▶ **WHAT IS NEEDED**:
Could you give the data below again, exactly and completely?

▶ **Extracted data entries**:
---+---

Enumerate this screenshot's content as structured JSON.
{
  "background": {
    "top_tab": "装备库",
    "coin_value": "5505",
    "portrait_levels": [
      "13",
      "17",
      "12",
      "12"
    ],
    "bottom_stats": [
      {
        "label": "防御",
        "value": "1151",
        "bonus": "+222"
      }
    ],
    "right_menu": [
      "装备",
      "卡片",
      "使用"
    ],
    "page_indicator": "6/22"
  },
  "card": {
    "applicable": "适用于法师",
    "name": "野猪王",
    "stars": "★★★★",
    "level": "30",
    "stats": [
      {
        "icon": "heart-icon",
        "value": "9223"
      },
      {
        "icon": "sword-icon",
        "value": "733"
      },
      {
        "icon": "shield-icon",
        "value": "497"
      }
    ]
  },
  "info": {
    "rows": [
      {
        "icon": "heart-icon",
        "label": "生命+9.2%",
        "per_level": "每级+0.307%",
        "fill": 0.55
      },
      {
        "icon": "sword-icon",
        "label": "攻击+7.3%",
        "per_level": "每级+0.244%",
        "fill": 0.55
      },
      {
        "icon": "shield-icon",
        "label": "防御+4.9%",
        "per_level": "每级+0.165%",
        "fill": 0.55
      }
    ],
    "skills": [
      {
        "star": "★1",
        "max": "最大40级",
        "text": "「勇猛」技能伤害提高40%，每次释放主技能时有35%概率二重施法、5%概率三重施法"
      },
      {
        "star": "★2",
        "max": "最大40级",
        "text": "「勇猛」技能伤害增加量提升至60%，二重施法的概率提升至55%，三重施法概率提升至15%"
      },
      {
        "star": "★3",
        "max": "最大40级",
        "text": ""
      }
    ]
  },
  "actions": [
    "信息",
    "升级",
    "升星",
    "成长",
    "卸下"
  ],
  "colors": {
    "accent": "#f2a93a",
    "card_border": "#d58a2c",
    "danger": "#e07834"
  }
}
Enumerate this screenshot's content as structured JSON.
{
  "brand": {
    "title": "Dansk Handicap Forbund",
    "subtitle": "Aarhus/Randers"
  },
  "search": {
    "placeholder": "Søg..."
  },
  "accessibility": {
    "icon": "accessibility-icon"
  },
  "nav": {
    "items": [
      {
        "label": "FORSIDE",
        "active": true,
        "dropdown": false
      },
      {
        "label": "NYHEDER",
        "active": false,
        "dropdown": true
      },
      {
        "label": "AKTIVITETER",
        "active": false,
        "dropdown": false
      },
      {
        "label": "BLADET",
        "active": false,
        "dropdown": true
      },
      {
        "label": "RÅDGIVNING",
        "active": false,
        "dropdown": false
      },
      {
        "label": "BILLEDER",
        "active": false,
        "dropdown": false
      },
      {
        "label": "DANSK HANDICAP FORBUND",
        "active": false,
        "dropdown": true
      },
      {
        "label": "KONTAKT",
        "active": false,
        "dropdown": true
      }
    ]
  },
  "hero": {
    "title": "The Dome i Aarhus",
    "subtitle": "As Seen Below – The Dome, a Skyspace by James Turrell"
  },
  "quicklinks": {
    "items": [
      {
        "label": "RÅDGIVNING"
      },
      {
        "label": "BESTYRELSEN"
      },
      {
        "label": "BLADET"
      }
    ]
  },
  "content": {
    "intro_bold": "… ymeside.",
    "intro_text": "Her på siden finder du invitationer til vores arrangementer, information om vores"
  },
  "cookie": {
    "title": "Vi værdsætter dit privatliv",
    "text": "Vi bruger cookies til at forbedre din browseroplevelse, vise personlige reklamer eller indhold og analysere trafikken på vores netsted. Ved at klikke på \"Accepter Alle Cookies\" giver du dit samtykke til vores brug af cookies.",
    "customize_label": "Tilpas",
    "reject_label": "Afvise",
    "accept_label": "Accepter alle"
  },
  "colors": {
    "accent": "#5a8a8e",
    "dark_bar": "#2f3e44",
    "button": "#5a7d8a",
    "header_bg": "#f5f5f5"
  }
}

---+---

▶ **EXERCISE RESULT**:
Enumerate this screenshot's content as structured JSON.
{
  "background": {
    "top_tab": "装备库",
    "coin_value": "5505",
    "portrait_levels": [
      "13",
      "17",
      "12",
      "12"
    ],
    "bottom_stats": [
      {
        "label": "防御",
        "value": "1151",
        "bonus": "+222"
      }
    ],
    "right_menu": [
      "装备",
      "卡片",
      "使用"
    ],
    "page_indicator": "6/22"
  },
  "card": {
    "applicable": "适用于法师",
    "name": "野猪王",
    "stars": "★★★★",
    "level": "30",
    "stats": [
      {
        "icon": "heart-icon",
        "value": "9223"
      },
      {
        "icon": "sword-icon",
        "value": "733"
      },
      {
        "icon": "shield-icon",
        "value": "497"
      }
    ]
  },
  "info": {
    "rows": [
      {
        "icon": "heart-icon",
        "label": "生命+9.2%",
        "per_level": "每级+0.307%",
        "fill": 0.55
      },
      {
        "icon": "sword-icon",
        "label": "攻击+7.3%",
        "per_level": "每级+0.244%",
        "fill": 0.55
      },
      {
        "icon": "shield-icon",
        "label": "防御+4.9%",
        "per_level": "每级+0.165%",
        "fill": 0.55
      }
    ],
    "skills": [
      {
        "star": "★1",
        "max": "最大40级",
        "text": "「勇猛」技能伤害提高40%，每次释放主技能时有35%概率二重施法、5%概率三重施法"
      },
      {
        "star": "★2",
        "max": "最大40级",
        "text": "「勇猛」技能伤害增加量提升至60%，二重施法的概率提升至55%，三重施法概率提升至15%"
      },
      {
        "star": "★3",
        "max": "最大40级",
        "text": ""
      }
    ]
  },
  "actions": [
    "信息",
    "升级",
    "升星",
    "成长",
    "卸下"
  ],
  "colors": {
    "accent": "#f2a93a",
    "card_border": "#d58a2c",
    "danger": "#e07834"
  }
}
Enumerate this screenshot's content as structured JSON.
{
  "brand": {
    "title": "Dansk Handicap Forbund",
    "subtitle": "Aarhus/Randers"
  },
  "search": {
    "placeholder": "Søg..."
  },
  "accessibility": {
    "icon": "accessibility-icon"
  },
  "nav": {
    "items": [
      {
        "label": "FORSIDE",
        "active": true,
        "dropdown": false
      },
      {
        "label": "NYHEDER",
        "active": false,
        "dropdown": true
      },
      {
        "label": "AKTIVITETER",
        "active": false,
        "dropdown": false
      },
      {
        "label": "BLADET",
        "active": false,
        "dropdown": true
      },
      {
        "label": "RÅDGIVNING",
        "active": false,
        "dropdown": false
      },
      {
        "label": "BILLEDER",
        "active": false,
        "dropdown": false
      },
      {
        "label": "DANSK HANDICAP FORBUND",
        "active": false,
        "dropdown": true
      },
      {
        "label": "KONTAKT",
        "active": false,
        "dropdown": true
      }
    ]
  },
  "hero": {
    "title": "The Dome i Aarhus",
    "subtitle": "As Seen Below – The Dome, a Skyspace by James Turrell"
  },
  "quicklinks": {
    "items": [
      {
        "label": "RÅDGIVNING"
      },
      {
        "label": "BESTYRELSEN"
      },
      {
        "label": "BLADET"
      }
    ]
  },
  "content": {
    "intro_bold": "… ymeside.",
    "intro_text": "Her på siden finder du invitationer til vores arrangementer, information om vores"
  },
  "cookie": {
    "title": "Vi værdsætter dit privatliv",
    "text": "Vi bruger cookies til at forbedre din browseroplevelse, vise personlige reklamer eller indhold og analysere trafikken på vores netsted. Ved at klikke på \"Accepter Alle Cookies\" giver du dit samtykke til vores brug af cookies.",
    "customize_label": "Tilpas",
    "reject_label": "Afvise",
    "accept_label": "Accepter alle"
  },
  "colors": {
    "accent": "#5a8a8e",
    "dark_bar": "#2f3e44",
    "button": "#5a7d8a",
    "header_bg": "#f5f5f5"
  }
}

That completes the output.